▶ **What you have to do**
Emit the data below verbatim, stripping out any pictures.

▶ **Working data**
start
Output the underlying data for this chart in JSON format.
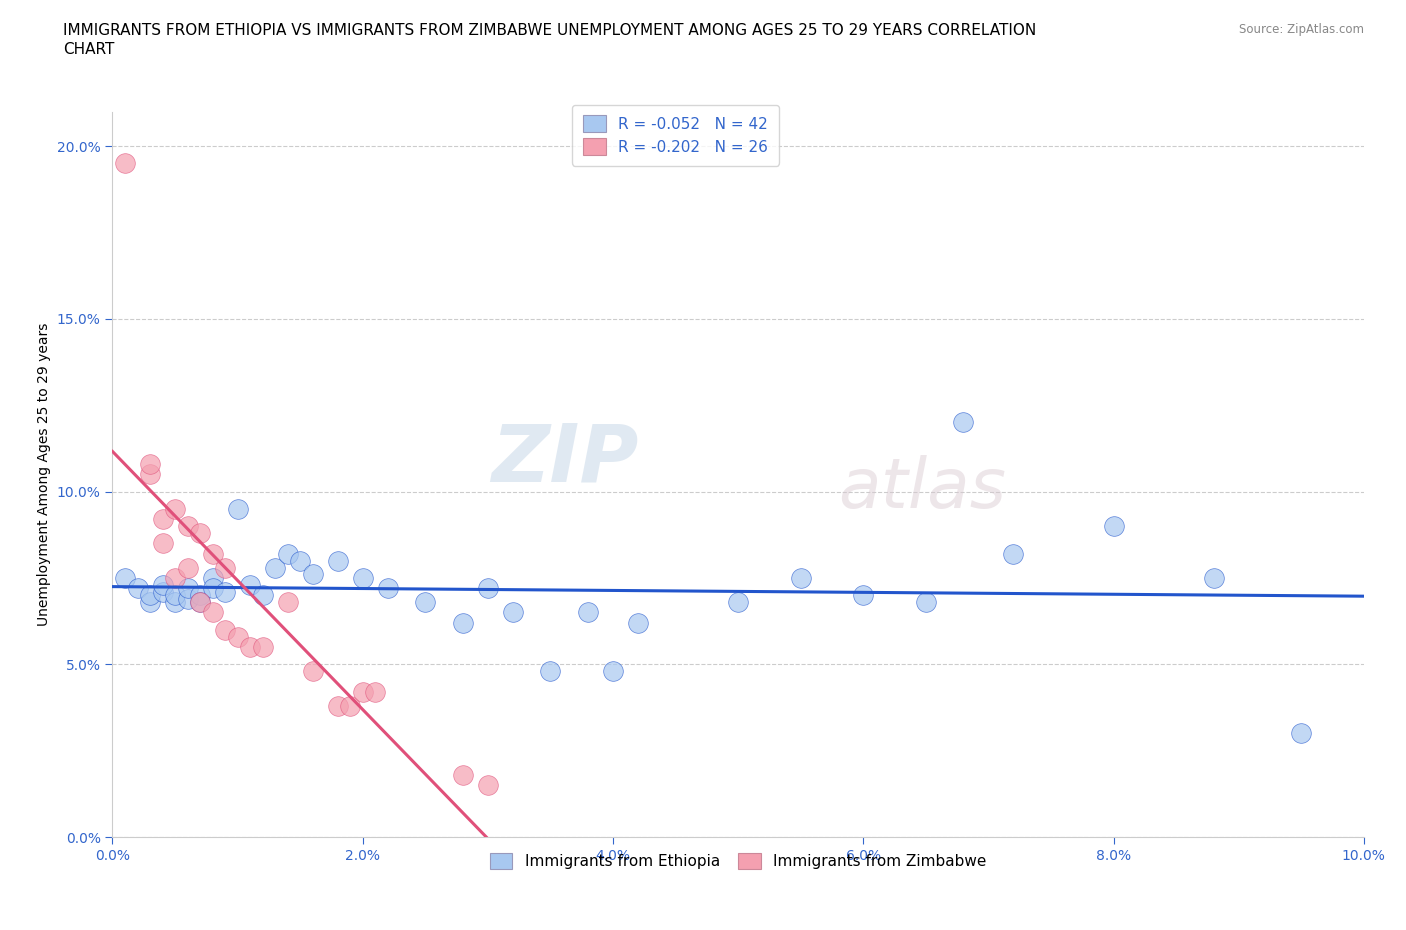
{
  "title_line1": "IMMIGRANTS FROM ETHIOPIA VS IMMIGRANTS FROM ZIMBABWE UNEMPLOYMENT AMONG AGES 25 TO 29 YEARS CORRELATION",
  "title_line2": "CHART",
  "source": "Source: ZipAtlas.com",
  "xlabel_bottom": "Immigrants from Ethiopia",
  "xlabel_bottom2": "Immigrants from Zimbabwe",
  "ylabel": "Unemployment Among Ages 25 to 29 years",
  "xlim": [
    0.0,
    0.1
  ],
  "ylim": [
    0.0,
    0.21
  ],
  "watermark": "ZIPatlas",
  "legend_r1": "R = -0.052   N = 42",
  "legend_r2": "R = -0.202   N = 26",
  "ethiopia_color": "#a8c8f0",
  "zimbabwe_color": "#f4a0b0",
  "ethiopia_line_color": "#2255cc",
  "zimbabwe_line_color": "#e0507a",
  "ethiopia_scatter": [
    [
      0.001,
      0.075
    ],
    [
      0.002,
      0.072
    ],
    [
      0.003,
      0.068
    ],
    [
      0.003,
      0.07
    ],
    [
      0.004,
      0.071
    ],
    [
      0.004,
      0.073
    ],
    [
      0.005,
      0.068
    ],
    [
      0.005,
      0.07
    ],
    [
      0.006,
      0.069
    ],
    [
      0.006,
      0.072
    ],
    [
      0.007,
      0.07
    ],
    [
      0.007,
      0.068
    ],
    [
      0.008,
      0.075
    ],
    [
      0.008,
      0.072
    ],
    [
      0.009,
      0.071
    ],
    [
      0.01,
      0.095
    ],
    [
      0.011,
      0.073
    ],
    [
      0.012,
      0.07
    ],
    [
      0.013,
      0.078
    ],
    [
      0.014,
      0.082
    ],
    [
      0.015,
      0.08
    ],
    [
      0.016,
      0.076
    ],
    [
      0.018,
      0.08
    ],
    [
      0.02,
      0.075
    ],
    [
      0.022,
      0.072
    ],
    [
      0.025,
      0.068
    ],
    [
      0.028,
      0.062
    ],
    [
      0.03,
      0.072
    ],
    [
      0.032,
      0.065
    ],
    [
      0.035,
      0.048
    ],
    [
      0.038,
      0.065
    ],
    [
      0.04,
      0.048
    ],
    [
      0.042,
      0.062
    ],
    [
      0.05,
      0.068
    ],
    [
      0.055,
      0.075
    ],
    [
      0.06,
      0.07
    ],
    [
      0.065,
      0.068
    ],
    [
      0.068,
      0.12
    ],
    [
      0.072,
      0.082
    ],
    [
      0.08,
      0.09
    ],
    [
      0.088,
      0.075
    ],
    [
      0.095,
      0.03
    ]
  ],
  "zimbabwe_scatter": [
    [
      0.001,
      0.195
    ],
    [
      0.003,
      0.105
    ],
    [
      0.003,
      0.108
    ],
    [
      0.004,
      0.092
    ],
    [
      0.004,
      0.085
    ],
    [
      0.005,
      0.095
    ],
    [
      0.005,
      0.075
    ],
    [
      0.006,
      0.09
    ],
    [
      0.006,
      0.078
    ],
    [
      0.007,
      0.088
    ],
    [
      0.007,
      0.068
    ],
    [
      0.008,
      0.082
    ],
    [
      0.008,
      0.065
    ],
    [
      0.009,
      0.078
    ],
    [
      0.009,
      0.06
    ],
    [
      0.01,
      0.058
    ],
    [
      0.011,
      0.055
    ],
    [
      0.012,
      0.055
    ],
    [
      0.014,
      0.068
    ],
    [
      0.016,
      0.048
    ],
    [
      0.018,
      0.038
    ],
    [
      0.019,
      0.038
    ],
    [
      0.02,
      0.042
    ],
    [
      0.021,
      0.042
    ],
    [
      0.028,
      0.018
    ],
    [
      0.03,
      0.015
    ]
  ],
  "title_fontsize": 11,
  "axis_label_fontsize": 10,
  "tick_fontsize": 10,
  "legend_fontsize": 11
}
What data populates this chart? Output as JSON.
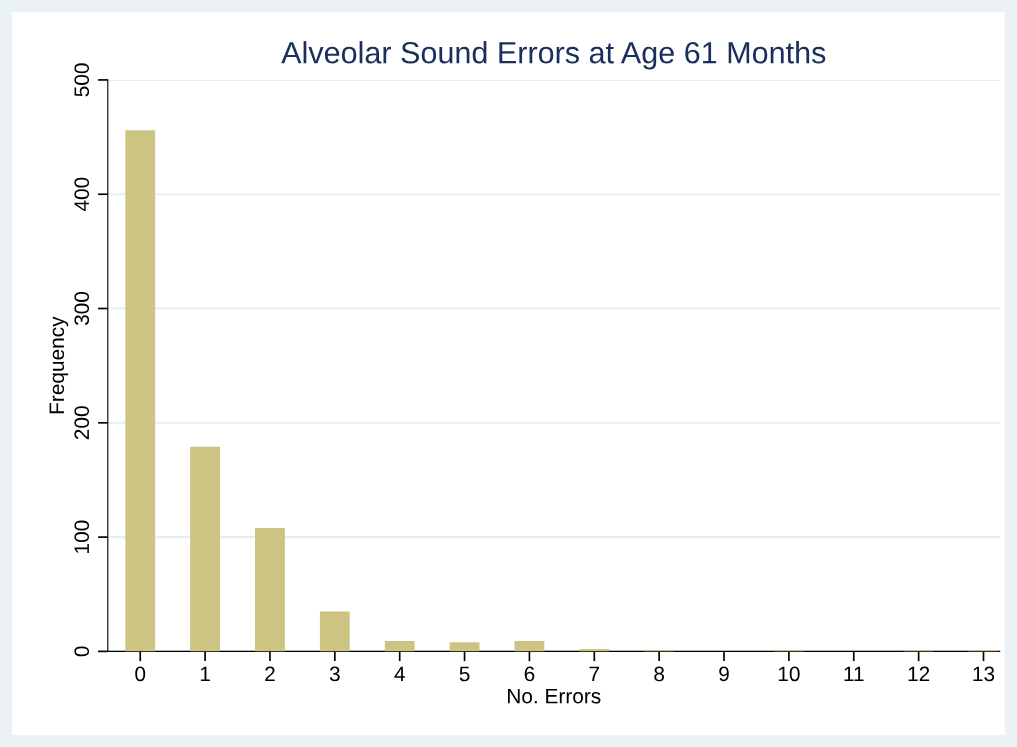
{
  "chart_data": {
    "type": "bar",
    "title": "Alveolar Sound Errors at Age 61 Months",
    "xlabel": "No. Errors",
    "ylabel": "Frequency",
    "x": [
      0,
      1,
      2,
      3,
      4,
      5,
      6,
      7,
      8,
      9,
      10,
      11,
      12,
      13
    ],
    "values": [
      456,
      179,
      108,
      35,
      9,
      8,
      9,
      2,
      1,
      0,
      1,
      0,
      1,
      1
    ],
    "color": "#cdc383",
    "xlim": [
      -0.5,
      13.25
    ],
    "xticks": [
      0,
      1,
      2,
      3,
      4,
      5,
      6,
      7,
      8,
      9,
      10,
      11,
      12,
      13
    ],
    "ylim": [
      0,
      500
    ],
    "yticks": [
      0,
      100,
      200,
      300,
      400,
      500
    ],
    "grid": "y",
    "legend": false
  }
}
end
▶ **Problem solution**
Output the underlying data for this chart in JSON format.
{
  "title_line1": "IMMIGRANTS FROM ETHIOPIA VS IMMIGRANTS FROM ZIMBABWE UNEMPLOYMENT AMONG AGES 25 TO 29 YEARS CORRELATION",
  "title_line2": "CHART",
  "source": "Source: ZipAtlas.com",
  "xlabel_bottom": "Immigrants from Ethiopia",
  "xlabel_bottom2": "Immigrants from Zimbabwe",
  "ylabel": "Unemployment Among Ages 25 to 29 years",
  "xlim": [
    0.0,
    0.1
  ],
  "ylim": [
    0.0,
    0.21
  ],
  "watermark": "ZIPatlas",
  "legend_r1": "R = -0.052   N = 42",
  "legend_r2": "R = -0.202   N = 26",
  "ethiopia_color": "#a8c8f0",
  "zimbabwe_color": "#f4a0b0",
  "ethiopia_line_color": "#2255cc",
  "zimbabwe_line_color": "#e0507a",
  "ethiopia_scatter": [
    [
      0.001,
      0.075
    ],
    [
      0.002,
      0.072
    ],
    [
      0.003,
      0.068
    ],
    [
      0.003,
      0.07
    ],
    [
      0.004,
      0.071
    ],
    [
      0.004,
      0.073
    ],
    [
      0.005,
      0.068
    ],
    [
      0.005,
      0.07
    ],
    [
      0.006,
      0.069
    ],
    [
      0.006,
      0.072
    ],
    [
      0.007,
      0.07
    ],
    [
      0.007,
      0.068
    ],
    [
      0.008,
      0.075
    ],
    [
      0.008,
      0.072
    ],
    [
      0.009,
      0.071
    ],
    [
      0.01,
      0.095
    ],
    [
      0.011,
      0.073
    ],
    [
      0.012,
      0.07
    ],
    [
      0.013,
      0.078
    ],
    [
      0.014,
      0.082
    ],
    [
      0.015,
      0.08
    ],
    [
      0.016,
      0.076
    ],
    [
      0.018,
      0.08
    ],
    [
      0.02,
      0.075
    ],
    [
      0.022,
      0.072
    ],
    [
      0.025,
      0.068
    ],
    [
      0.028,
      0.062
    ],
    [
      0.03,
      0.072
    ],
    [
      0.032,
      0.065
    ],
    [
      0.035,
      0.048
    ],
    [
      0.038,
      0.065
    ],
    [
      0.04,
      0.048
    ],
    [
      0.042,
      0.062
    ],
    [
      0.05,
      0.068
    ],
    [
      0.055,
      0.075
    ],
    [
      0.06,
      0.07
    ],
    [
      0.065,
      0.068
    ],
    [
      0.068,
      0.12
    ],
    [
      0.072,
      0.082
    ],
    [
      0.08,
      0.09
    ],
    [
      0.088,
      0.075
    ],
    [
      0.095,
      0.03
    ]
  ],
  "zimbabwe_scatter": [
    [
      0.001,
      0.195
    ],
    [
      0.003,
      0.105
    ],
    [
      0.003,
      0.108
    ],
    [
      0.004,
      0.092
    ],
    [
      0.004,
      0.085
    ],
    [
      0.005,
      0.095
    ],
    [
      0.005,
      0.075
    ],
    [
      0.006,
      0.09
    ],
    [
      0.006,
      0.078
    ],
    [
      0.007,
      0.088
    ],
    [
      0.007,
      0.068
    ],
    [
      0.008,
      0.082
    ],
    [
      0.008,
      0.065
    ],
    [
      0.009,
      0.078
    ],
    [
      0.009,
      0.06
    ],
    [
      0.01,
      0.058
    ],
    [
      0.011,
      0.055
    ],
    [
      0.012,
      0.055
    ],
    [
      0.014,
      0.068
    ],
    [
      0.016,
      0.048
    ],
    [
      0.018,
      0.038
    ],
    [
      0.019,
      0.038
    ],
    [
      0.02,
      0.042
    ],
    [
      0.021,
      0.042
    ],
    [
      0.028,
      0.018
    ],
    [
      0.03,
      0.015
    ]
  ],
  "title_fontsize": 11,
  "axis_label_fontsize": 10,
  "tick_fontsize": 10,
  "legend_fontsize": 11
}
What data populates this chart? Output as JSON.
{
  "chart_data": {
    "type": "bar",
    "title": "Alveolar Sound Errors at Age 61 Months",
    "xlabel": "No. Errors",
    "ylabel": "Frequency",
    "x": [
      0,
      1,
      2,
      3,
      4,
      5,
      6,
      7,
      8,
      9,
      10,
      11,
      12,
      13
    ],
    "values": [
      456,
      179,
      108,
      35,
      9,
      8,
      9,
      2,
      1,
      0,
      1,
      0,
      1,
      1
    ],
    "color": "#cdc383",
    "xlim": [
      -0.5,
      13.25
    ],
    "xticks": [
      0,
      1,
      2,
      3,
      4,
      5,
      6,
      7,
      8,
      9,
      10,
      11,
      12,
      13
    ],
    "ylim": [
      0,
      500
    ],
    "yticks": [
      0,
      100,
      200,
      300,
      400,
      500
    ],
    "grid": "y",
    "legend": false
  }
}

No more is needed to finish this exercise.